**Task prompt:** Return the listing below in full, with every line exactly as it is.

··· The records

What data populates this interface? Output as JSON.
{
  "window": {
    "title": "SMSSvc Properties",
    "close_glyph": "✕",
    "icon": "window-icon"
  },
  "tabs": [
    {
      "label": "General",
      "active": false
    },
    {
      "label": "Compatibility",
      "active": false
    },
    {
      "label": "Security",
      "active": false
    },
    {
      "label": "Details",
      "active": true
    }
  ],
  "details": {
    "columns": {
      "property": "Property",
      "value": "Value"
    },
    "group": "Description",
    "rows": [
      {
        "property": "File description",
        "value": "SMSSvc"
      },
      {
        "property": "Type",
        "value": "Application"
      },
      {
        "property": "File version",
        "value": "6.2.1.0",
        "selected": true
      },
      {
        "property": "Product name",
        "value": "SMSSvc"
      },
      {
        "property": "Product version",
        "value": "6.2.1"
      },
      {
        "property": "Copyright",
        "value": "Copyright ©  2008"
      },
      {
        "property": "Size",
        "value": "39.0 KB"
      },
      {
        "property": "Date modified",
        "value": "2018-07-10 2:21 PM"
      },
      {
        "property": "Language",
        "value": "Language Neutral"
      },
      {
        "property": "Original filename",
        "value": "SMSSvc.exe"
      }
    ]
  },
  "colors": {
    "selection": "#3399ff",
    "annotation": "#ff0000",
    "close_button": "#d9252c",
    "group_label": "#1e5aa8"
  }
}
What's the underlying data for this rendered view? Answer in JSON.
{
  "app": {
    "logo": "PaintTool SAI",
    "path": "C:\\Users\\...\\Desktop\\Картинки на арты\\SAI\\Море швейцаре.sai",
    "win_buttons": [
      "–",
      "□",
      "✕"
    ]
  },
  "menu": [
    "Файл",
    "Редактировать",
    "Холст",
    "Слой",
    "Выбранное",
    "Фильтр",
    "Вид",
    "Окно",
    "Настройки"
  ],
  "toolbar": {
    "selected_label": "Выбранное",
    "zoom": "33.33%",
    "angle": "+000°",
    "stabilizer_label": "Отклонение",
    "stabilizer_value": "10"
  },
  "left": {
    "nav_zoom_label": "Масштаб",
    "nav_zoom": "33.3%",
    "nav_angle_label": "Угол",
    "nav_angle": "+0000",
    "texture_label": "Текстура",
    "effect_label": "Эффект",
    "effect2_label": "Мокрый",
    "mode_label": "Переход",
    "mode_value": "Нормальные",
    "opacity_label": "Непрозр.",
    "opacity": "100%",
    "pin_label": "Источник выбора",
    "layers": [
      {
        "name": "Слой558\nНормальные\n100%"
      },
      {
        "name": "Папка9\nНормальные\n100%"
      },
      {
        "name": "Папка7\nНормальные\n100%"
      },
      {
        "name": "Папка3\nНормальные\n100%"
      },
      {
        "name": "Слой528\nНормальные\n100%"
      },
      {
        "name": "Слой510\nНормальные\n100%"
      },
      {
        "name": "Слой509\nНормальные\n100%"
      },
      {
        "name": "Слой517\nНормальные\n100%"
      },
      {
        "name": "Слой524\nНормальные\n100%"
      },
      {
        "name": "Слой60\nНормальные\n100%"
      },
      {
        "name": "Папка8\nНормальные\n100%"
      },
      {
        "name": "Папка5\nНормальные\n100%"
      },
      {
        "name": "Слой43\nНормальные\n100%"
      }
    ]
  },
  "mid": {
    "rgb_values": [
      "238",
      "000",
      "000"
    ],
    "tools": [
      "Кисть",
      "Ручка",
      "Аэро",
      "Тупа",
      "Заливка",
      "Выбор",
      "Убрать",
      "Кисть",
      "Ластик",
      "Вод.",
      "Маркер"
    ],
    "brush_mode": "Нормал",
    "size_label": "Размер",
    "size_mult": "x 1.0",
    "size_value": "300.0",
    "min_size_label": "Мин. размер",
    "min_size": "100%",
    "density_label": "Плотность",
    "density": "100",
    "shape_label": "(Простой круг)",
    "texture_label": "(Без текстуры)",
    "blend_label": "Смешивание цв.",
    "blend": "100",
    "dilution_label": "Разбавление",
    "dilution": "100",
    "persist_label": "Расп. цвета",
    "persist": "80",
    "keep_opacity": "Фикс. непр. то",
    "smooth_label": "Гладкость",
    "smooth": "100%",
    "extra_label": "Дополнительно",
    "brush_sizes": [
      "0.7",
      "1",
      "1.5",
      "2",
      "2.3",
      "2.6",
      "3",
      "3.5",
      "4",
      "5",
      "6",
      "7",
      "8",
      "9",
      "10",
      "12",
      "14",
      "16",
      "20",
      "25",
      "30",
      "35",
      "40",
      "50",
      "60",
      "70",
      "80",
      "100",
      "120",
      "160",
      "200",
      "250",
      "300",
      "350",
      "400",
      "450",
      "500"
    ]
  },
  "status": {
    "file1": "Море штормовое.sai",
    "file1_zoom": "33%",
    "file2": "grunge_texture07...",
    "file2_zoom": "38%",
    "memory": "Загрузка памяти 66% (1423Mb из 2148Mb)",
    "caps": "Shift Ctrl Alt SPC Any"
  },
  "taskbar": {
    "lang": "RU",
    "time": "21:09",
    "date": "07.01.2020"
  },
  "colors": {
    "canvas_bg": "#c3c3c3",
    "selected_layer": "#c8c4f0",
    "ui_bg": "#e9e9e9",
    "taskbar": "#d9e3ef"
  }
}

······

**Correct result:**
What data populates this interface? Output as JSON.
{
  "window": {
    "title": "SMSSvc Properties",
    "close_glyph": "✕",
    "icon": "window-icon"
  },
  "tabs": [
    {
      "label": "General",
      "active": false
    },
    {
      "label": "Compatibility",
      "active": false
    },
    {
      "label": "Security",
      "active": false
    },
    {
      "label": "Details",
      "active": true
    }
  ],
  "details": {
    "columns": {
      "property": "Property",
      "value": "Value"
    },
    "group": "Description",
    "rows": [
      {
        "property": "File description",
        "value": "SMSSvc"
      },
      {
        "property": "Type",
        "value": "Application"
      },
      {
        "property": "File version",
        "value": "6.2.1.0",
        "selected": true
      },
      {
        "property": "Product name",
        "value": "SMSSvc"
      },
      {
        "property": "Product version",
        "value": "6.2.1"
      },
      {
        "property": "Copyright",
        "value": "Copyright ©  2008"
      },
      {
        "property": "Size",
        "value": "39.0 KB"
      },
      {
        "property": "Date modified",
        "value": "2018-07-10 2:21 PM"
      },
      {
        "property": "Language",
        "value": "Language Neutral"
      },
      {
        "property": "Original filename",
        "value": "SMSSvc.exe"
      }
    ]
  },
  "colors": {
    "selection": "#3399ff",
    "annotation": "#ff0000",
    "close_button": "#d9252c",
    "group_label": "#1e5aa8"
  }
}
What's the underlying data for this rendered view? Answer in JSON.
{
  "app": {
    "logo": "PaintTool SAI",
    "path": "C:\\Users\\...\\Desktop\\Картинки на арты\\SAI\\Море швейцаре.sai",
    "win_buttons": [
      "–",
      "□",
      "✕"
    ]
  },
  "menu": [
    "Файл",
    "Редактировать",
    "Холст",
    "Слой",
    "Выбранное",
    "Фильтр",
    "Вид",
    "Окно",
    "Настройки"
  ],
  "toolbar": {
    "selected_label": "Выбранное",
    "zoom": "33.33%",
    "angle": "+000°",
    "stabilizer_label": "Отклонение",
    "stabilizer_value": "10"
  },
  "left": {
    "nav_zoom_label": "Масштаб",
    "nav_zoom": "33.3%",
    "nav_angle_label": "Угол",
    "nav_angle": "+0000",
    "texture_label": "Текстура",
    "effect_label": "Эффект",
    "effect2_label": "Мокрый",
    "mode_label": "Переход",
    "mode_value": "Нормальные",
    "opacity_label": "Непрозр.",
    "opacity": "100%",
    "pin_label": "Источник выбора",
    "layers": [
      {
        "name": "Слой558\nНормальные\n100%"
      },
      {
        "name": "Папка9\nНормальные\n100%"
      },
      {
        "name": "Папка7\nНормальные\n100%"
      },
      {
        "name": "Папка3\nНормальные\n100%"
      },
      {
        "name": "Слой528\nНормальные\n100%"
      },
      {
        "name": "Слой510\nНормальные\n100%"
      },
      {
        "name": "Слой509\nНормальные\n100%"
      },
      {
        "name": "Слой517\nНормальные\n100%"
      },
      {
        "name": "Слой524\nНормальные\n100%"
      },
      {
        "name": "Слой60\nНормальные\n100%"
      },
      {
        "name": "Папка8\nНормальные\n100%"
      },
      {
        "name": "Папка5\nНормальные\n100%"
      },
      {
        "name": "Слой43\nНормальные\n100%"
      }
    ]
  },
  "mid": {
    "rgb_values": [
      "238",
      "000",
      "000"
    ],
    "tools": [
      "Кисть",
      "Ручка",
      "Аэро",
      "Тупа",
      "Заливка",
      "Выбор",
      "Убрать",
      "Кисть",
      "Ластик",
      "Вод.",
      "Маркер"
    ],
    "brush_mode": "Нормал",
    "size_label": "Размер",
    "size_mult": "x 1.0",
    "size_value": "300.0",
    "min_size_label": "Мин. размер",
    "min_size": "100%",
    "density_label": "Плотность",
    "density": "100",
    "shape_label": "(Простой круг)",
    "texture_label": "(Без текстуры)",
    "blend_label": "Смешивание цв.",
    "blend": "100",
    "dilution_label": "Разбавление",
    "dilution": "100",
    "persist_label": "Расп. цвета",
    "persist": "80",
    "keep_opacity": "Фикс. непр. то",
    "smooth_label": "Гладкость",
    "smooth": "100%",
    "extra_label": "Дополнительно",
    "brush_sizes": [
      "0.7",
      "1",
      "1.5",
      "2",
      "2.3",
      "2.6",
      "3",
      "3.5",
      "4",
      "5",
      "6",
      "7",
      "8",
      "9",
      "10",
      "12",
      "14",
      "16",
      "20",
      "25",
      "30",
      "35",
      "40",
      "50",
      "60",
      "70",
      "80",
      "100",
      "120",
      "160",
      "200",
      "250",
      "300",
      "350",
      "400",
      "450",
      "500"
    ]
  },
  "status": {
    "file1": "Море штормовое.sai",
    "file1_zoom": "33%",
    "file2": "grunge_texture07...",
    "file2_zoom": "38%",
    "memory": "Загрузка памяти 66% (1423Mb из 2148Mb)",
    "caps": "Shift Ctrl Alt SPC Any"
  },
  "taskbar": {
    "lang": "RU",
    "time": "21:09",
    "date": "07.01.2020"
  },
  "colors": {
    "canvas_bg": "#c3c3c3",
    "selected_layer": "#c8c4f0",
    "ui_bg": "#e9e9e9",
    "taskbar": "#d9e3ef"
  }
}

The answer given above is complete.